=== Extracted material ===

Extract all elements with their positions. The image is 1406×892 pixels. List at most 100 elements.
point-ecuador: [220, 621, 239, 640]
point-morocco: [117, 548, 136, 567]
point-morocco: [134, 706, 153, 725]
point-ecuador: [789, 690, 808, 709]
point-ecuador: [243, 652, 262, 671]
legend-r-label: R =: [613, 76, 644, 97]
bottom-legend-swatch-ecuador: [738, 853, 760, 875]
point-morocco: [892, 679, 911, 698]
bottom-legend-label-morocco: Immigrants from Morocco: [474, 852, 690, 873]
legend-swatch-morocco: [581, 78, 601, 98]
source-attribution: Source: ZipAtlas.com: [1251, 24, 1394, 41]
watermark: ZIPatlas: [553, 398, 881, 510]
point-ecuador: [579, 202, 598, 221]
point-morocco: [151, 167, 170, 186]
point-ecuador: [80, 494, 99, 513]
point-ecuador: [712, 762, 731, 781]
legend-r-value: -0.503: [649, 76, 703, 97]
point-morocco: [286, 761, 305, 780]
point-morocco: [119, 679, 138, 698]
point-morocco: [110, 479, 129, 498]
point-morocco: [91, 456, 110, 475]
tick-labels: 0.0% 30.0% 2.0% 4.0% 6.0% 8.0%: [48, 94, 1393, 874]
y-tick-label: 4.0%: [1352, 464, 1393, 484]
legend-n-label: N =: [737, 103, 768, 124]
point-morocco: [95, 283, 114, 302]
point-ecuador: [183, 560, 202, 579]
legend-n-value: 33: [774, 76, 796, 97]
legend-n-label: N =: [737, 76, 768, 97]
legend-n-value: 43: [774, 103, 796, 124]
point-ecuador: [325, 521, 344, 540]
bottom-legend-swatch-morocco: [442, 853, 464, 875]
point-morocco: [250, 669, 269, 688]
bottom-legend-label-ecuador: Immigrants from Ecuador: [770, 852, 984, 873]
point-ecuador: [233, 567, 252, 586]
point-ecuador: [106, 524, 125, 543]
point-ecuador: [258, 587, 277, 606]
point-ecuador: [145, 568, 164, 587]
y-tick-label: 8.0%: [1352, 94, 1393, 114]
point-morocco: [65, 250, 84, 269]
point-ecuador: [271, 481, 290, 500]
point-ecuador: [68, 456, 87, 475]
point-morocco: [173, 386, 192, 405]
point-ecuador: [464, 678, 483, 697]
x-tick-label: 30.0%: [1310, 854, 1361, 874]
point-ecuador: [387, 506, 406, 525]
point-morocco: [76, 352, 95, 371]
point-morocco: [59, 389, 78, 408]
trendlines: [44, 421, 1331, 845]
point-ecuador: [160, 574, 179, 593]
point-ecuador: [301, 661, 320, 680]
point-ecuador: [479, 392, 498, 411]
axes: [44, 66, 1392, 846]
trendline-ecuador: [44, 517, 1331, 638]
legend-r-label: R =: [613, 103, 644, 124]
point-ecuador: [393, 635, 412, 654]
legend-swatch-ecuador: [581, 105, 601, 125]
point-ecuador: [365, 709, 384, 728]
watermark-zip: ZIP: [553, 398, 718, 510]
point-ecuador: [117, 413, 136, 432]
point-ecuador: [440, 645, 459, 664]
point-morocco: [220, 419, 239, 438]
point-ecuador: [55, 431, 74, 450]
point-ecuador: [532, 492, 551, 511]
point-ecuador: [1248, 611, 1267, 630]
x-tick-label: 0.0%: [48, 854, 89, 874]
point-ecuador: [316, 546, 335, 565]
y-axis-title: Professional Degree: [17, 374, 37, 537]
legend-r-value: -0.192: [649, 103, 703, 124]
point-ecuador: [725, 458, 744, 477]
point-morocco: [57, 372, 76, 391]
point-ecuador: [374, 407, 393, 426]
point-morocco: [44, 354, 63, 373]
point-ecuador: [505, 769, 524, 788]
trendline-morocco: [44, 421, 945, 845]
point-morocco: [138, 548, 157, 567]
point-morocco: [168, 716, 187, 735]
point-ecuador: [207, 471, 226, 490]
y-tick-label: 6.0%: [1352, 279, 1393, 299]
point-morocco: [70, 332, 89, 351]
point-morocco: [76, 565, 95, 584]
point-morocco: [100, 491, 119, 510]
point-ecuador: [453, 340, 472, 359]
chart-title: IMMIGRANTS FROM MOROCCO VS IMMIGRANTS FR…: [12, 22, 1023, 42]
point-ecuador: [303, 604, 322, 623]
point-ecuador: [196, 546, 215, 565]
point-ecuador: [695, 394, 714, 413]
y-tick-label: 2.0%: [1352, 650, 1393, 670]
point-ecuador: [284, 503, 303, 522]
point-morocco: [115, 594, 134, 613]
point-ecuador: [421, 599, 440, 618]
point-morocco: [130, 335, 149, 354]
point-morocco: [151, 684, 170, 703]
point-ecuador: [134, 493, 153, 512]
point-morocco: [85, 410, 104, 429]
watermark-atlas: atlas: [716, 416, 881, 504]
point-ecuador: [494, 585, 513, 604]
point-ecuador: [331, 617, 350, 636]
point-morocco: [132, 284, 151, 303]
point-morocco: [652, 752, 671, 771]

===

→ Exercise instructions
Format the lines from the first one through the line that contains "point-ecuador: [464, 678, 483, 697]", inclusive, as a numbered list, leaving out any blank lines.

→ Answer for the task
1. Extract all elements with their positions. The image is 1406×892 pixels. List at most 100 elements.
2. point-ecuador: [220, 621, 239, 640]
3. point-morocco: [117, 548, 136, 567]
4. point-morocco: [134, 706, 153, 725]
5. point-ecuador: [789, 690, 808, 709]
6. point-ecuador: [243, 652, 262, 671]
7. legend-r-label: R =: [613, 76, 644, 97]
8. bottom-legend-swatch-ecuador: [738, 853, 760, 875]
9. point-morocco: [892, 679, 911, 698]
10. bottom-legend-label-morocco: Immigrants from Morocco: [474, 852, 690, 873]
11. legend-swatch-morocco: [581, 78, 601, 98]
12. source-attribution: Source: ZipAtlas.com: [1251, 24, 1394, 41]
13. watermark: ZIPatlas: [553, 398, 881, 510]
14. point-ecuador: [579, 202, 598, 221]
15. point-morocco: [151, 167, 170, 186]
16. point-ecuador: [80, 494, 99, 513]
17. point-ecuador: [712, 762, 731, 781]
18. legend-r-value: -0.503: [649, 76, 703, 97]
19. point-morocco: [286, 761, 305, 780]
20. point-morocco: [119, 679, 138, 698]
21. point-morocco: [110, 479, 129, 498]
22. point-morocco: [91, 456, 110, 475]
23. tick-labels: 0.0% 30.0% 2.0% 4.0% 6.0% 8.0%: [48, 94, 1393, 874]
24. y-tick-label: 4.0%: [1352, 464, 1393, 484]
25. legend-n-label: N =: [737, 103, 768, 124]
26. point-morocco: [95, 283, 114, 302]
27. point-ecuador: [183, 560, 202, 579]
28. legend-n-value: 33: [774, 76, 796, 97]
29. legend-n-label: N =: [737, 76, 768, 97]
30. legend-n-value: 43: [774, 103, 796, 124]
31. point-ecuador: [325, 521, 344, 540]
32. bottom-legend-swatch-morocco: [442, 853, 464, 875]
33. point-morocco: [250, 669, 269, 688]
34. bottom-legend-label-ecuador: Immigrants from Ecuador: [770, 852, 984, 873]
35. point-ecuador: [233, 567, 252, 586]
36. point-ecuador: [106, 524, 125, 543]
37. point-ecuador: [258, 587, 277, 606]
38. point-ecuador: [145, 568, 164, 587]
39. y-tick-label: 8.0%: [1352, 94, 1393, 114]
40. point-morocco: [65, 250, 84, 269]
41. point-ecuador: [271, 481, 290, 500]
42. point-ecuador: [68, 456, 87, 475]
43. point-morocco: [173, 386, 192, 405]
44. point-ecuador: [464, 678, 483, 697]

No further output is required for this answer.